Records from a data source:
+-------+
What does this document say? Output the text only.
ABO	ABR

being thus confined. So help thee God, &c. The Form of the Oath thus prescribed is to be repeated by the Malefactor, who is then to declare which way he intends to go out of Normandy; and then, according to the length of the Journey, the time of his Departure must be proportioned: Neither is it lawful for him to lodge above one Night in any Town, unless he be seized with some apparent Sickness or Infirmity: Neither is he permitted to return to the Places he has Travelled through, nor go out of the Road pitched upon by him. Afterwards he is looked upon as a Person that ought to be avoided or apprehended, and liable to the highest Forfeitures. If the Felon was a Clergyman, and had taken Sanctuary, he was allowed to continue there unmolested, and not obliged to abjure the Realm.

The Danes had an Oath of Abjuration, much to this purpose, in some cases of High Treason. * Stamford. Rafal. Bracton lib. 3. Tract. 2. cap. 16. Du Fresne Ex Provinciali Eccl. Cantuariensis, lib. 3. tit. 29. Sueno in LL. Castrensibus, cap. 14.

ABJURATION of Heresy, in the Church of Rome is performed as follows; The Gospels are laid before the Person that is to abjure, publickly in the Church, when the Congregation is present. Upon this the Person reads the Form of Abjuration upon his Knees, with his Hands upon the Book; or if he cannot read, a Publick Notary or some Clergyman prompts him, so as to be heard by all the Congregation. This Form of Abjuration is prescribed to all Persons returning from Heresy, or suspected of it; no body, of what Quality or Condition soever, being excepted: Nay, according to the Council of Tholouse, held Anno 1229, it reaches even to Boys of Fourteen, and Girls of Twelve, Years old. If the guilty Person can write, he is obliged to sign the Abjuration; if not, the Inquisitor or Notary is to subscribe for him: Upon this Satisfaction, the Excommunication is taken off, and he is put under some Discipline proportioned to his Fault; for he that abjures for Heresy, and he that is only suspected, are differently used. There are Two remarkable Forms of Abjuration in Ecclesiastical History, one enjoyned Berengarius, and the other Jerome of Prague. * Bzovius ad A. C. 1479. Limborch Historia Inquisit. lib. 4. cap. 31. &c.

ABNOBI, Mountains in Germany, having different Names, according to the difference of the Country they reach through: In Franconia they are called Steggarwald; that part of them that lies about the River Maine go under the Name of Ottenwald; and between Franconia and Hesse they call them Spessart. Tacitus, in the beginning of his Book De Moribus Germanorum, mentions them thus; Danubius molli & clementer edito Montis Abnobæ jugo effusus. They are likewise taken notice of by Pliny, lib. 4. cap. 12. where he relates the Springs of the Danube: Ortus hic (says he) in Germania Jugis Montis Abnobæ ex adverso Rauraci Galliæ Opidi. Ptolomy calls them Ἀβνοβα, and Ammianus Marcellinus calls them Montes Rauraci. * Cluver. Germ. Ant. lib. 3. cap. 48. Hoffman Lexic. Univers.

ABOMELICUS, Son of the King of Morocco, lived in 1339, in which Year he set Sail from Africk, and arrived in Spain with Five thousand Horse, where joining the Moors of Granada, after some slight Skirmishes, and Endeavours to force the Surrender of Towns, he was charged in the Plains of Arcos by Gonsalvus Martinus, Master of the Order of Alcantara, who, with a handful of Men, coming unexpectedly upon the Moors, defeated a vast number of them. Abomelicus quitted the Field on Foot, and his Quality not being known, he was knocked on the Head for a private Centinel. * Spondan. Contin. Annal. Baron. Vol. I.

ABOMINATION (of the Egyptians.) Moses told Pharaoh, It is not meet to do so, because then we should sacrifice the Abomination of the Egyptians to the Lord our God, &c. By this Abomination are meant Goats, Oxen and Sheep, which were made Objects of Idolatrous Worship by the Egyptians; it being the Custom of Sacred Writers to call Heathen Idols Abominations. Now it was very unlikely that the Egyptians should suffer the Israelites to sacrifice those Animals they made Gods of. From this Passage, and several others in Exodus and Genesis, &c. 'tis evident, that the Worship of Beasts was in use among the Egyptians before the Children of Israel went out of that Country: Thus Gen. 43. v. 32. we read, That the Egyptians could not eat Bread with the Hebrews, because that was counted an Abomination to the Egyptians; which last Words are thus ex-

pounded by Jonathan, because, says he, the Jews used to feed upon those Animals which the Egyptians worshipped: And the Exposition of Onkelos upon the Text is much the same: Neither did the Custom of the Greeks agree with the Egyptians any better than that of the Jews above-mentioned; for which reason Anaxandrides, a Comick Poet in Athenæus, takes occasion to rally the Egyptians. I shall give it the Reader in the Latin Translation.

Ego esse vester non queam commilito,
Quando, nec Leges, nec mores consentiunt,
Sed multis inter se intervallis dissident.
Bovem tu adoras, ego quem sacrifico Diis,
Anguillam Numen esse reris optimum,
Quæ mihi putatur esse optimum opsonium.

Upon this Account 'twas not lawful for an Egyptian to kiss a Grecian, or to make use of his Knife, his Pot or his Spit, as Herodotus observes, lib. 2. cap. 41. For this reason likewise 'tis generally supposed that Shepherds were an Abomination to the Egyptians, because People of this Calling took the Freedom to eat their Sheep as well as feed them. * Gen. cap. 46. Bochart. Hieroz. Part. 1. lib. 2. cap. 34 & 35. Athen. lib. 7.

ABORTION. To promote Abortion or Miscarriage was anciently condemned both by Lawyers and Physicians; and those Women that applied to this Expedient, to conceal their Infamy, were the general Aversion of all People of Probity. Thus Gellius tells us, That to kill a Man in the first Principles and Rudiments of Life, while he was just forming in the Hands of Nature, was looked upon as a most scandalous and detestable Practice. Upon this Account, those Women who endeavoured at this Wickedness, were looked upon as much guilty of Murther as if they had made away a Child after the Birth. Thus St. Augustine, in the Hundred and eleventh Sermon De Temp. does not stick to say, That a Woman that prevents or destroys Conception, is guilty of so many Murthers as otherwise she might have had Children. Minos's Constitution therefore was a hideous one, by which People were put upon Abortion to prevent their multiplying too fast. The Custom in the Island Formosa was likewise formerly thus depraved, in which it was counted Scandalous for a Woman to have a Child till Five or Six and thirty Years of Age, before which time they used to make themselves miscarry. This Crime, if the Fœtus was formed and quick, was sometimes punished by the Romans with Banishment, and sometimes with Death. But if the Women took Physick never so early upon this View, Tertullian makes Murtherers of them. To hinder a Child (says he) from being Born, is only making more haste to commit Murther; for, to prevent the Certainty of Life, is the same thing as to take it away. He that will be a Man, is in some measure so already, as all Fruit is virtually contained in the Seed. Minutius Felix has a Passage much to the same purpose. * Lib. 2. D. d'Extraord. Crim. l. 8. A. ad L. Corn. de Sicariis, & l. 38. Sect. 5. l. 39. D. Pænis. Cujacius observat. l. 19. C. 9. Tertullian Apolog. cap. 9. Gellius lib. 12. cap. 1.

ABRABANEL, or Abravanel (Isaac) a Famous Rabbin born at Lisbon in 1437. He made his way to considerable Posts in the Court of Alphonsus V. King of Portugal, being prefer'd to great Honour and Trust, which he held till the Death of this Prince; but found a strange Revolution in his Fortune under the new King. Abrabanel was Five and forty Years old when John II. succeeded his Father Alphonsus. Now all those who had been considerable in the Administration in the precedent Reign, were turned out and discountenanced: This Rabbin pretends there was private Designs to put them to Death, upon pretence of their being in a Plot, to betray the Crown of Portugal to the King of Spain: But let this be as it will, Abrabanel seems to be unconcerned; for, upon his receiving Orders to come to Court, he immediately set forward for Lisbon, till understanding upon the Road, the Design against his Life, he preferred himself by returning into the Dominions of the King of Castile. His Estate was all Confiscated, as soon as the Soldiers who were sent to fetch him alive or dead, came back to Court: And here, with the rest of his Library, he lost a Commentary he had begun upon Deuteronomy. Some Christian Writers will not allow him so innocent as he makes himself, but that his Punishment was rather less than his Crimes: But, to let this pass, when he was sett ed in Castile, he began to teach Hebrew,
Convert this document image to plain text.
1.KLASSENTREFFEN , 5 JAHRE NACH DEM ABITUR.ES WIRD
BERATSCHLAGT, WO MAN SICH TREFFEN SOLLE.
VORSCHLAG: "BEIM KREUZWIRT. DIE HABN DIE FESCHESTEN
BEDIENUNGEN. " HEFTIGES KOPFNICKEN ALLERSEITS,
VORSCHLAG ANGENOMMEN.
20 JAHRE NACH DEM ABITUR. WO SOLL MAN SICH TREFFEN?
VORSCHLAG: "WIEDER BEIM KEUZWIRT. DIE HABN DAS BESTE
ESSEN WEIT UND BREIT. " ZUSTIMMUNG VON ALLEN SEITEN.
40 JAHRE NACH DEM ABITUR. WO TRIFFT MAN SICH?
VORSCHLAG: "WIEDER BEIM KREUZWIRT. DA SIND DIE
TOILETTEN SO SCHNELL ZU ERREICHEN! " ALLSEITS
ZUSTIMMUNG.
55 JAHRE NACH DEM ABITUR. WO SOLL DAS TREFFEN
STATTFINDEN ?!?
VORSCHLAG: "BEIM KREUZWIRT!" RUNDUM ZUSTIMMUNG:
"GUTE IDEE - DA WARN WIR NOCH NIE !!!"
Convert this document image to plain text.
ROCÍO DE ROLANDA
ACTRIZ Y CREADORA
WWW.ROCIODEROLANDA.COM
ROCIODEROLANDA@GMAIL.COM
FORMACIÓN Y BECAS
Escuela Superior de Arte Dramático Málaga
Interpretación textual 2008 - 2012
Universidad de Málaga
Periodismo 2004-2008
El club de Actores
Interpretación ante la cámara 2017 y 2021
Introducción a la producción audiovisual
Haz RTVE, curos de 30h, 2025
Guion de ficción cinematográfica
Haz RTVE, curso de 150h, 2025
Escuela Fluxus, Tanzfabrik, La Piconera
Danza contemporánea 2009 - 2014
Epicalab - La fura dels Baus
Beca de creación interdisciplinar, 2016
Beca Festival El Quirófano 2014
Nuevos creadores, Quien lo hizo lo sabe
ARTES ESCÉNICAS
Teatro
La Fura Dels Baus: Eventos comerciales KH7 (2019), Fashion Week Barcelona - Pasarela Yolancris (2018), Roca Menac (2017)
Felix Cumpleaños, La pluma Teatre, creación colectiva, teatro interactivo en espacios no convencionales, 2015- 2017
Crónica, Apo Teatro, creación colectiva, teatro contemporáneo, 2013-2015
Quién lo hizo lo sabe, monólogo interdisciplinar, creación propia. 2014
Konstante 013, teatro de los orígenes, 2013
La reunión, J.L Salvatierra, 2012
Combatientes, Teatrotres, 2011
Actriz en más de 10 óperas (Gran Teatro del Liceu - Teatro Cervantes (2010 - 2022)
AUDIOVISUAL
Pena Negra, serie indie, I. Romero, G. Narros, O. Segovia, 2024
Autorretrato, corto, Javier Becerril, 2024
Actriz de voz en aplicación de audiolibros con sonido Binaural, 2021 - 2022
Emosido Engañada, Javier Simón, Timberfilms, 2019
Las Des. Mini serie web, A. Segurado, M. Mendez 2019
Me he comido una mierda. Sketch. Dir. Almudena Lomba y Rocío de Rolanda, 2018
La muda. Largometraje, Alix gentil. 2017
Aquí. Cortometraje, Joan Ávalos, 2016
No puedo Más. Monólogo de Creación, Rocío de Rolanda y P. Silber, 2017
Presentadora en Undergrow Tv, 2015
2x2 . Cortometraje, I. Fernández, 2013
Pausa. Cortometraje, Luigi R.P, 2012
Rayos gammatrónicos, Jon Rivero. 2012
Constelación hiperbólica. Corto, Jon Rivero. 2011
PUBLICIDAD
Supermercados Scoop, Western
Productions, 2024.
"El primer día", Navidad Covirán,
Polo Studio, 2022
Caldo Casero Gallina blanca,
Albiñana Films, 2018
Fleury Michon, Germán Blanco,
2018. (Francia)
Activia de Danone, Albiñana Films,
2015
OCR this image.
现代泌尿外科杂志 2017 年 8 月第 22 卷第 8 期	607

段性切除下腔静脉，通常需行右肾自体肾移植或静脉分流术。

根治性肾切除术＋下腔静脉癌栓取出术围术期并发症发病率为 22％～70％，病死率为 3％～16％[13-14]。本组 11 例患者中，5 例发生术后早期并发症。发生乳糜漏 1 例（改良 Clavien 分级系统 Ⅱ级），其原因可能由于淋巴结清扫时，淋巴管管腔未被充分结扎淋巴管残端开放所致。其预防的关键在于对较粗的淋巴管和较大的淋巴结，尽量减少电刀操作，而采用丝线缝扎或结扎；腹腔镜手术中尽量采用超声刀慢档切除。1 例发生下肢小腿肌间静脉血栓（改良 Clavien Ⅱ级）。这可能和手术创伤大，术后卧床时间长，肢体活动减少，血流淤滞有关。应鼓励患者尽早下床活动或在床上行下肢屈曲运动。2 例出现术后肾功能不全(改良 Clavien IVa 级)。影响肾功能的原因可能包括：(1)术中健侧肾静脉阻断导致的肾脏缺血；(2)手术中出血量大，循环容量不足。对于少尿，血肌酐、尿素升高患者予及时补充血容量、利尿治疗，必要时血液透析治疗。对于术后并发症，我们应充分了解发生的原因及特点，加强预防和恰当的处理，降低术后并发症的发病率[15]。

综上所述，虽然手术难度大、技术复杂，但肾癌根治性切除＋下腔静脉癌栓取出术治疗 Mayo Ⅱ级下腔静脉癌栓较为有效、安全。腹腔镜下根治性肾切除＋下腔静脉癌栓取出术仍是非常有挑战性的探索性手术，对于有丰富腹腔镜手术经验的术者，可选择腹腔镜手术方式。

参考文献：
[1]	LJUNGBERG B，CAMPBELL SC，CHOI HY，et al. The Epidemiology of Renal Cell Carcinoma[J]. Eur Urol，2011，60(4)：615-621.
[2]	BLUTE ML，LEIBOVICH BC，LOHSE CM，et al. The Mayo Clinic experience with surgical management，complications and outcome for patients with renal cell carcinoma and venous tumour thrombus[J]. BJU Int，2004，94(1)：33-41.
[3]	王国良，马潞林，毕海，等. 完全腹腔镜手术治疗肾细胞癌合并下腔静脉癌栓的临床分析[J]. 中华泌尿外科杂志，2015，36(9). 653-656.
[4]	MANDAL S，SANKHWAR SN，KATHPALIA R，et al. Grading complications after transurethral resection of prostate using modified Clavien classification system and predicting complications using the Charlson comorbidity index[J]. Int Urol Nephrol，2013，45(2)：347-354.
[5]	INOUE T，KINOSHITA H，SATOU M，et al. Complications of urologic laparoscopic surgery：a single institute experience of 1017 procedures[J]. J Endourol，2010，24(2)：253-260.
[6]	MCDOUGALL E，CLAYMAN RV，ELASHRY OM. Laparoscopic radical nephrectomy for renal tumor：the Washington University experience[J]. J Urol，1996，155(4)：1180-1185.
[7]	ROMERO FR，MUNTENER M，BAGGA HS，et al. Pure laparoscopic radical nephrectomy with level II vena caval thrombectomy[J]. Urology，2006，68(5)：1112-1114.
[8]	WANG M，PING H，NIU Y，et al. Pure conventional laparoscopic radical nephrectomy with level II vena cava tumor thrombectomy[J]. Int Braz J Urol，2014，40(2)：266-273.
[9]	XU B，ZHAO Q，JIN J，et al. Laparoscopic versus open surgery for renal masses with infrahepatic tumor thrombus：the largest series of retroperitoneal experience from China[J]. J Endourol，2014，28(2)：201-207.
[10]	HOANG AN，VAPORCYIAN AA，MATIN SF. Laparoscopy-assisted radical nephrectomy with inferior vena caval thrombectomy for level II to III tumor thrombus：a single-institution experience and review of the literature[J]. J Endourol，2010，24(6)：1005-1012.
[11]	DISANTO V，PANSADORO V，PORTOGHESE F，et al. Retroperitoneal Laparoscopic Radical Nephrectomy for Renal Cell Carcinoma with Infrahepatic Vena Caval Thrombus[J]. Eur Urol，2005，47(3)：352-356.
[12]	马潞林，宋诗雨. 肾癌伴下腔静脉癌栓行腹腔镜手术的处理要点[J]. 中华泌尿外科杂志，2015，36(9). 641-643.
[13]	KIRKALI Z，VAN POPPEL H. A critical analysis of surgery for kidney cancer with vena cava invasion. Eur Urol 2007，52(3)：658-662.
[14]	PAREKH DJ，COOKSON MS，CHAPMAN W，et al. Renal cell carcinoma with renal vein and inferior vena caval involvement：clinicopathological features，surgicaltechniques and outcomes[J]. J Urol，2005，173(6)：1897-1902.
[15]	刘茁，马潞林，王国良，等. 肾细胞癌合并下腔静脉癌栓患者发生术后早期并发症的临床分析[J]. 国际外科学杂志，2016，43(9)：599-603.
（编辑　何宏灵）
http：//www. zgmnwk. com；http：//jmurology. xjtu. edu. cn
+-------+
> [WHAT YOU ARE ASKED TO DO]: Filter the lines above, keeping each one that contains the string "Pure".

> [OUTPUT FOR THIS EXERCISE]:
[7]	ROMERO FR，MUNTENER M，BAGGA HS，et al. Pure laparoscopic radical nephrectomy with level II vena caval thrombectomy[J]. Urology，2006，68(5)：1112-1114.
[8]	WANG M，PING H，NIU Y，et al. Pure conventional laparoscopic radical nephrectomy with level II vena cava tumor thrombectomy[J]. Int Braz J Urol，2014，40(2)：266-273.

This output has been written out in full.